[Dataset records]
——————
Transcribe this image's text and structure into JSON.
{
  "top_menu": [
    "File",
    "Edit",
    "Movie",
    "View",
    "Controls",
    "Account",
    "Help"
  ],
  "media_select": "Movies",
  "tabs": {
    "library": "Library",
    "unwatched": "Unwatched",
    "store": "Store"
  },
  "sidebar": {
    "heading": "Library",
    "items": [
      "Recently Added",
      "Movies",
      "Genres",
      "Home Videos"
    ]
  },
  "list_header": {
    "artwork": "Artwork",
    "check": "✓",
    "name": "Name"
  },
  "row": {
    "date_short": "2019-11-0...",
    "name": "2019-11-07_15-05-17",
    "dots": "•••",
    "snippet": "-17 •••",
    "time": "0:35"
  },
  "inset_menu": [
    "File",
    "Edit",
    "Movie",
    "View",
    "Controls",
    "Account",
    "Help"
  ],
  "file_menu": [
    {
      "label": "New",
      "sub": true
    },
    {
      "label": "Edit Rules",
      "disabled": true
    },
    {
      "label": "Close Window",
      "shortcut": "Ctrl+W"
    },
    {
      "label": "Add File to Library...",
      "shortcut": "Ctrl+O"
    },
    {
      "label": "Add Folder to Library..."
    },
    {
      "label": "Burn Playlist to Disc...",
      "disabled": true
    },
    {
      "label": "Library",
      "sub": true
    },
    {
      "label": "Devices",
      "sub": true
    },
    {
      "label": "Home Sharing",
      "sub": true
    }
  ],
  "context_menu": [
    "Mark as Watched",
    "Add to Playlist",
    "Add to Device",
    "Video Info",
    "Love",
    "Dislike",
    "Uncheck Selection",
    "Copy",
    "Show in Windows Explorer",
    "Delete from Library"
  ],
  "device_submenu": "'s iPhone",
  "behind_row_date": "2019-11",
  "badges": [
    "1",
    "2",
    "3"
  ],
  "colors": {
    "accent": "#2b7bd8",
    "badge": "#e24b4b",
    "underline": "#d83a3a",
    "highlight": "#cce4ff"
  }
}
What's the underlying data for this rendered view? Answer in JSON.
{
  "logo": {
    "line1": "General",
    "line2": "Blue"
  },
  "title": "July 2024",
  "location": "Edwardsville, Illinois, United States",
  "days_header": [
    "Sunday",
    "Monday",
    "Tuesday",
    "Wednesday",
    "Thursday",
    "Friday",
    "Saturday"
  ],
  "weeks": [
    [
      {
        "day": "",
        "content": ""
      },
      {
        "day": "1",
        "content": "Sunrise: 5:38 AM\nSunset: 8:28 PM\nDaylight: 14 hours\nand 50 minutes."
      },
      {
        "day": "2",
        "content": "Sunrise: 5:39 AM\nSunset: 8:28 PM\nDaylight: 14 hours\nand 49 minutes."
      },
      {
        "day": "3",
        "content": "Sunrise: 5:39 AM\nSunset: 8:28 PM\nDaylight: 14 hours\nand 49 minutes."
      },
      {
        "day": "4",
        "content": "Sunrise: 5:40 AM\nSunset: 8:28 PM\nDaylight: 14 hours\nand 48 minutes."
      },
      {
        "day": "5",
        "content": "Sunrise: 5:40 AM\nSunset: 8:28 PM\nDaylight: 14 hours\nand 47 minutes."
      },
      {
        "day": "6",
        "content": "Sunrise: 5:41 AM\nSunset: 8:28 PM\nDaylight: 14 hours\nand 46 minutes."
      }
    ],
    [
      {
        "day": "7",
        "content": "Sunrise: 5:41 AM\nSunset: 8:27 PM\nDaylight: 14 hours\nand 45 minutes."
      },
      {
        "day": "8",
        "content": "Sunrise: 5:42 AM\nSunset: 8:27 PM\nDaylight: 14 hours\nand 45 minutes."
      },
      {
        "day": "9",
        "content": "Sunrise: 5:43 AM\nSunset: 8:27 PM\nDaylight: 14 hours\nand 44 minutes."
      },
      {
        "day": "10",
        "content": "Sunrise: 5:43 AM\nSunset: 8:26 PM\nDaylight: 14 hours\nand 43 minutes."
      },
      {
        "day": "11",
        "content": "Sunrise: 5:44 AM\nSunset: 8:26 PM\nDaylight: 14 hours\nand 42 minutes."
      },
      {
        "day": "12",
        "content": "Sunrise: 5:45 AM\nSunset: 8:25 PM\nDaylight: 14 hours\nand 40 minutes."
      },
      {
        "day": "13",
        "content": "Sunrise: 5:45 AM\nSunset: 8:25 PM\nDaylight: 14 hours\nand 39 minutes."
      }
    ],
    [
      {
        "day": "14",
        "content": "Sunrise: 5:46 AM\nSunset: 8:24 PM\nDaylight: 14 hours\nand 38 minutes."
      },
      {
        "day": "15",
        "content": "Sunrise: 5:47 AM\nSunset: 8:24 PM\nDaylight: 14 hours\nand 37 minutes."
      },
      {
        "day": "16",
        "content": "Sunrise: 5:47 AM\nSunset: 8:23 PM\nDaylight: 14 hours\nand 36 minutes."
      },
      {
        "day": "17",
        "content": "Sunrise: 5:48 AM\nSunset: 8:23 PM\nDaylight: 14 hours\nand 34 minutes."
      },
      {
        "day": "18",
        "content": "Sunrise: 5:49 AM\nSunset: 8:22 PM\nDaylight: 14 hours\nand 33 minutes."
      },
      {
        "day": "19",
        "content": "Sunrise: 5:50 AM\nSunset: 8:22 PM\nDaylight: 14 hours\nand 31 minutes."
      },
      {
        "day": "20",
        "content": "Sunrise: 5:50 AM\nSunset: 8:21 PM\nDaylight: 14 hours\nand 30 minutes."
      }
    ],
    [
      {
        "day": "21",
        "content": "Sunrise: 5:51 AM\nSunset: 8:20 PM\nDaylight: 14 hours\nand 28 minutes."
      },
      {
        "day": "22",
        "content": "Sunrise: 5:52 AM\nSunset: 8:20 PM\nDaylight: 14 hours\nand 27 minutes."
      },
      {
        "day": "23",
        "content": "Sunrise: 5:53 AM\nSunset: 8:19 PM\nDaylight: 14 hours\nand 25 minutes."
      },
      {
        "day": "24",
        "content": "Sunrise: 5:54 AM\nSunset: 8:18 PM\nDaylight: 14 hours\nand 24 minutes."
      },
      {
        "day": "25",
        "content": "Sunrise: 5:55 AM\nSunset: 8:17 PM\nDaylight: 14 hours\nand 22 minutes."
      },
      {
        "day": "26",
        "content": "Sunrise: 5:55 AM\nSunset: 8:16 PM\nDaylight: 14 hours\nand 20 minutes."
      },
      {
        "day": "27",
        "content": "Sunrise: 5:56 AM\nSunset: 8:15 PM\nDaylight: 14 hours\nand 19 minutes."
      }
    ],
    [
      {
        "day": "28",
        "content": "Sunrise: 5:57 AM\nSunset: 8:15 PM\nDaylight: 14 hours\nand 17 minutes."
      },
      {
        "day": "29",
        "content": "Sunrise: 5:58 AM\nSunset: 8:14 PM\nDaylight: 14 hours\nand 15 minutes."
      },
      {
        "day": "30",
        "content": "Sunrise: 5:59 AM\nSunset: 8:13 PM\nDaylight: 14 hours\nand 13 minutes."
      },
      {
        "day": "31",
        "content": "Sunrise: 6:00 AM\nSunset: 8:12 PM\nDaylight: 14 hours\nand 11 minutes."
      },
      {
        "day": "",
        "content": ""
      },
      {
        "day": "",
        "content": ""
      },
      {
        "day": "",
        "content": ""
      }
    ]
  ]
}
——————
** Set problem **
Word for word, extract all the records.

** Correct response **
Transcribe this image's text and structure into JSON.
{
  "top_menu": [
    "File",
    "Edit",
    "Movie",
    "View",
    "Controls",
    "Account",
    "Help"
  ],
  "media_select": "Movies",
  "tabs": {
    "library": "Library",
    "unwatched": "Unwatched",
    "store": "Store"
  },
  "sidebar": {
    "heading": "Library",
    "items": [
      "Recently Added",
      "Movies",
      "Genres",
      "Home Videos"
    ]
  },
  "list_header": {
    "artwork": "Artwork",
    "check": "✓",
    "name": "Name"
  },
  "row": {
    "date_short": "2019-11-0...",
    "name": "2019-11-07_15-05-17",
    "dots": "•••",
    "snippet": "-17 •••",
    "time": "0:35"
  },
  "inset_menu": [
    "File",
    "Edit",
    "Movie",
    "View",
    "Controls",
    "Account",
    "Help"
  ],
  "file_menu": [
    {
      "label": "New",
      "sub": true
    },
    {
      "label": "Edit Rules",
      "disabled": true
    },
    {
      "label": "Close Window",
      "shortcut": "Ctrl+W"
    },
    {
      "label": "Add File to Library...",
      "shortcut": "Ctrl+O"
    },
    {
      "label": "Add Folder to Library..."
    },
    {
      "label": "Burn Playlist to Disc...",
      "disabled": true
    },
    {
      "label": "Library",
      "sub": true
    },
    {
      "label": "Devices",
      "sub": true
    },
    {
      "label": "Home Sharing",
      "sub": true
    }
  ],
  "context_menu": [
    "Mark as Watched",
    "Add to Playlist",
    "Add to Device",
    "Video Info",
    "Love",
    "Dislike",
    "Uncheck Selection",
    "Copy",
    "Show in Windows Explorer",
    "Delete from Library"
  ],
  "device_submenu": "'s iPhone",
  "behind_row_date": "2019-11",
  "badges": [
    "1",
    "2",
    "3"
  ],
  "colors": {
    "accent": "#2b7bd8",
    "badge": "#e24b4b",
    "underline": "#d83a3a",
    "highlight": "#cce4ff"
  }
}
What's the underlying data for this rendered view? Answer in JSON.
{
  "logo": {
    "line1": "General",
    "line2": "Blue"
  },
  "title": "July 2024",
  "location": "Edwardsville, Illinois, United States",
  "days_header": [
    "Sunday",
    "Monday",
    "Tuesday",
    "Wednesday",
    "Thursday",
    "Friday",
    "Saturday"
  ],
  "weeks": [
    [
      {
        "day": "",
        "content": ""
      },
      {
        "day": "1",
        "content": "Sunrise: 5:38 AM\nSunset: 8:28 PM\nDaylight: 14 hours\nand 50 minutes."
      },
      {
        "day": "2",
        "content": "Sunrise: 5:39 AM\nSunset: 8:28 PM\nDaylight: 14 hours\nand 49 minutes."
      },
      {
        "day": "3",
        "content": "Sunrise: 5:39 AM\nSunset: 8:28 PM\nDaylight: 14 hours\nand 49 minutes."
      },
      {
        "day": "4",
        "content": "Sunrise: 5:40 AM\nSunset: 8:28 PM\nDaylight: 14 hours\nand 48 minutes."
      },
      {
        "day": "5",
        "content": "Sunrise: 5:40 AM\nSunset: 8:28 PM\nDaylight: 14 hours\nand 47 minutes."
      },
      {
        "day": "6",
        "content": "Sunrise: 5:41 AM\nSunset: 8:28 PM\nDaylight: 14 hours\nand 46 minutes."
      }
    ],
    [
      {
        "day": "7",
        "content": "Sunrise: 5:41 AM\nSunset: 8:27 PM\nDaylight: 14 hours\nand 45 minutes."
      },
      {
        "day": "8",
        "content": "Sunrise: 5:42 AM\nSunset: 8:27 PM\nDaylight: 14 hours\nand 45 minutes."
      },
      {
        "day": "9",
        "content": "Sunrise: 5:43 AM\nSunset: 8:27 PM\nDaylight: 14 hours\nand 44 minutes."
      },
      {
        "day": "10",
        "content": "Sunrise: 5:43 AM\nSunset: 8:26 PM\nDaylight: 14 hours\nand 43 minutes."
      },
      {
        "day": "11",
        "content": "Sunrise: 5:44 AM\nSunset: 8:26 PM\nDaylight: 14 hours\nand 42 minutes."
      },
      {
        "day": "12",
        "content": "Sunrise: 5:45 AM\nSunset: 8:25 PM\nDaylight: 14 hours\nand 40 minutes."
      },
      {
        "day": "13",
        "content": "Sunrise: 5:45 AM\nSunset: 8:25 PM\nDaylight: 14 hours\nand 39 minutes."
      }
    ],
    [
      {
        "day": "14",
        "content": "Sunrise: 5:46 AM\nSunset: 8:24 PM\nDaylight: 14 hours\nand 38 minutes."
      },
      {
        "day": "15",
        "content": "Sunrise: 5:47 AM\nSunset: 8:24 PM\nDaylight: 14 hours\nand 37 minutes."
      },
      {
        "day": "16",
        "content": "Sunrise: 5:47 AM\nSunset: 8:23 PM\nDaylight: 14 hours\nand 36 minutes."
      },
      {
        "day": "17",
        "content": "Sunrise: 5:48 AM\nSunset: 8:23 PM\nDaylight: 14 hours\nand 34 minutes."
      },
      {
        "day": "18",
        "content": "Sunrise: 5:49 AM\nSunset: 8:22 PM\nDaylight: 14 hours\nand 33 minutes."
      },
      {
        "day": "19",
        "content": "Sunrise: 5:50 AM\nSunset: 8:22 PM\nDaylight: 14 hours\nand 31 minutes."
      },
      {
        "day": "20",
        "content": "Sunrise: 5:50 AM\nSunset: 8:21 PM\nDaylight: 14 hours\nand 30 minutes."
      }
    ],
    [
      {
        "day": "21",
        "content": "Sunrise: 5:51 AM\nSunset: 8:20 PM\nDaylight: 14 hours\nand 28 minutes."
      },
      {
        "day": "22",
        "content": "Sunrise: 5:52 AM\nSunset: 8:20 PM\nDaylight: 14 hours\nand 27 minutes."
      },
      {
        "day": "23",
        "content": "Sunrise: 5:53 AM\nSunset: 8:19 PM\nDaylight: 14 hours\nand 25 minutes."
      },
      {
        "day": "24",
        "content": "Sunrise: 5:54 AM\nSunset: 8:18 PM\nDaylight: 14 hours\nand 24 minutes."
      },
      {
        "day": "25",
        "content": "Sunrise: 5:55 AM\nSunset: 8:17 PM\nDaylight: 14 hours\nand 22 minutes."
      },
      {
        "day": "26",
        "content": "Sunrise: 5:55 AM\nSunset: 8:16 PM\nDaylight: 14 hours\nand 20 minutes."
      },
      {
        "day": "27",
        "content": "Sunrise: 5:56 AM\nSunset: 8:15 PM\nDaylight: 14 hours\nand 19 minutes."
      }
    ],
    [
      {
        "day": "28",
        "content": "Sunrise: 5:57 AM\nSunset: 8:15 PM\nDaylight: 14 hours\nand 17 minutes."
      },
      {
        "day": "29",
        "content": "Sunrise: 5:58 AM\nSunset: 8:14 PM\nDaylight: 14 hours\nand 15 minutes."
      },
      {
        "day": "30",
        "content": "Sunrise: 5:59 AM\nSunset: 8:13 PM\nDaylight: 14 hours\nand 13 minutes."
      },
      {
        "day": "31",
        "content": "Sunrise: 6:00 AM\nSunset: 8:12 PM\nDaylight: 14 hours\nand 11 minutes."
      },
      {
        "day": "",
        "content": ""
      },
      {
        "day": "",
        "content": ""
      },
      {
        "day": "",
        "content": ""
      }
    ]
  ]
}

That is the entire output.